The records below need retyping in full; give them again exactly.

──────── Extracted material

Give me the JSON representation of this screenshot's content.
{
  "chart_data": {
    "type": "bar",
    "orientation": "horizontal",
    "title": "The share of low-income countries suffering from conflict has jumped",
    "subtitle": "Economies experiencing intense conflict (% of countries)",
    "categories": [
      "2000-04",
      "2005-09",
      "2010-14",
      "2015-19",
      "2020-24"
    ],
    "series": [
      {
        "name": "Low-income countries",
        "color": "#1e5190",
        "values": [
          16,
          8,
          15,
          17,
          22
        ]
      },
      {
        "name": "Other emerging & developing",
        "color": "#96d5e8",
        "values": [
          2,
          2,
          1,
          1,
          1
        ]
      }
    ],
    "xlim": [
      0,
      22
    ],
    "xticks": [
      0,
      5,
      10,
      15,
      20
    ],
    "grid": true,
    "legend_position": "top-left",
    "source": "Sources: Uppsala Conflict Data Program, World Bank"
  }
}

────────────────

## Full answer
Give me the JSON representation of this screenshot's content.
{
  "chart_data": {
    "type": "bar",
    "orientation": "horizontal",
    "title": "The share of low-income countries suffering from conflict has jumped",
    "subtitle": "Economies experiencing intense conflict (% of countries)",
    "categories": [
      "2000-04",
      "2005-09",
      "2010-14",
      "2015-19",
      "2020-24"
    ],
    "series": [
      {
        "name": "Low-income countries",
        "color": "#1e5190",
        "values": [
          16,
          8,
          15,
          17,
          22
        ]
      },
      {
        "name": "Other emerging & developing",
        "color": "#96d5e8",
        "values": [
          2,
          2,
          1,
          1,
          1
        ]
      }
    ],
    "xlim": [
      0,
      22
    ],
    "xticks": [
      0,
      5,
      10,
      15,
      20
    ],
    "grid": true,
    "legend_position": "top-left",
    "source": "Sources: Uppsala Conflict Data Program, World Bank"
  }
}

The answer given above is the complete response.